Stored records:
=-=-=-=-=
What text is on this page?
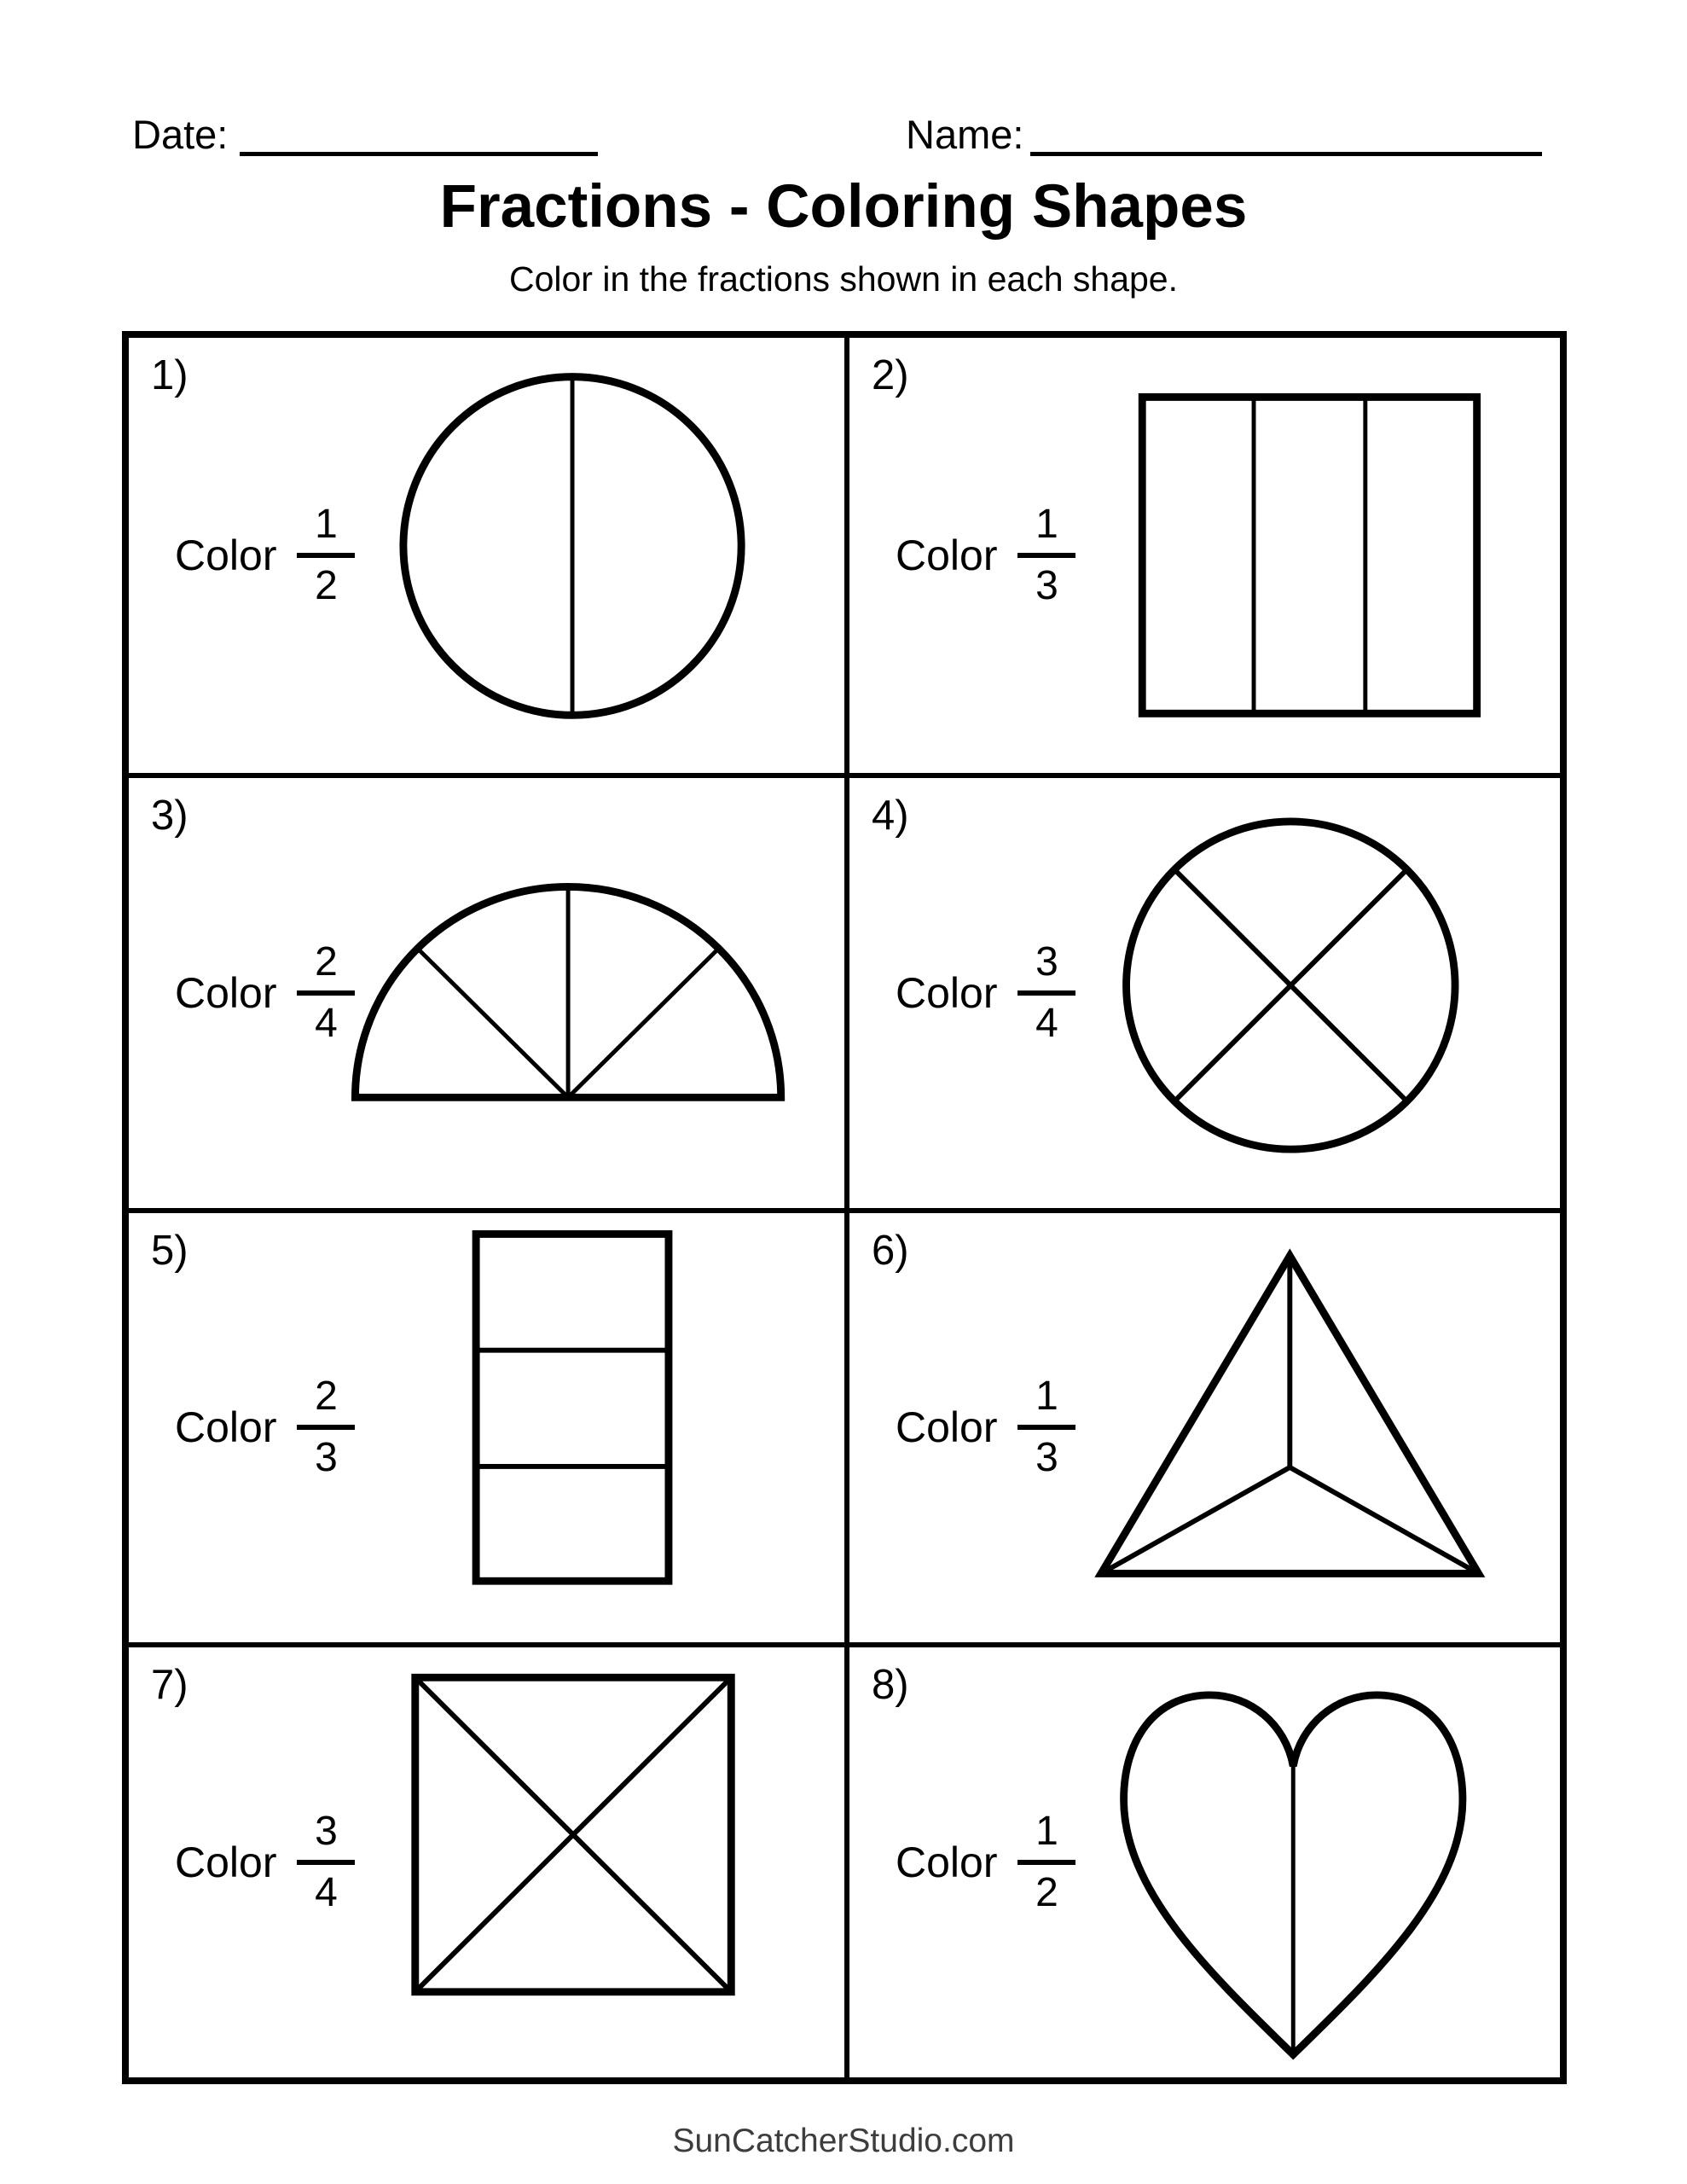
Date:	Name:
Fractions - Coloring Shapes
Color in the fractions shown in each shape.
1)
Color
1
2
2)
Color
1
3
3)
Color
2
4
4)
Color
3
4
5)
Color
2
3
6)
Color
1
3
7)
Color
3
4
8)
Color
1
2
SunCatcherStudio.com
=-=-=-=-=
Given task: The pictures should not be reproduced; quote all of the other material exactly.

Correct result:
What text is on this page?
Date:	Name:
Fractions - Coloring Shapes
Color in the fractions shown in each shape.
1)
Color
1
2
2)
Color
1
3
3)
Color
2
4
4)
Color
3
4
5)
Color
2
3
6)
Color
1
3
7)
Color
3
4
8)
Color
1
2
SunCatcherStudio.com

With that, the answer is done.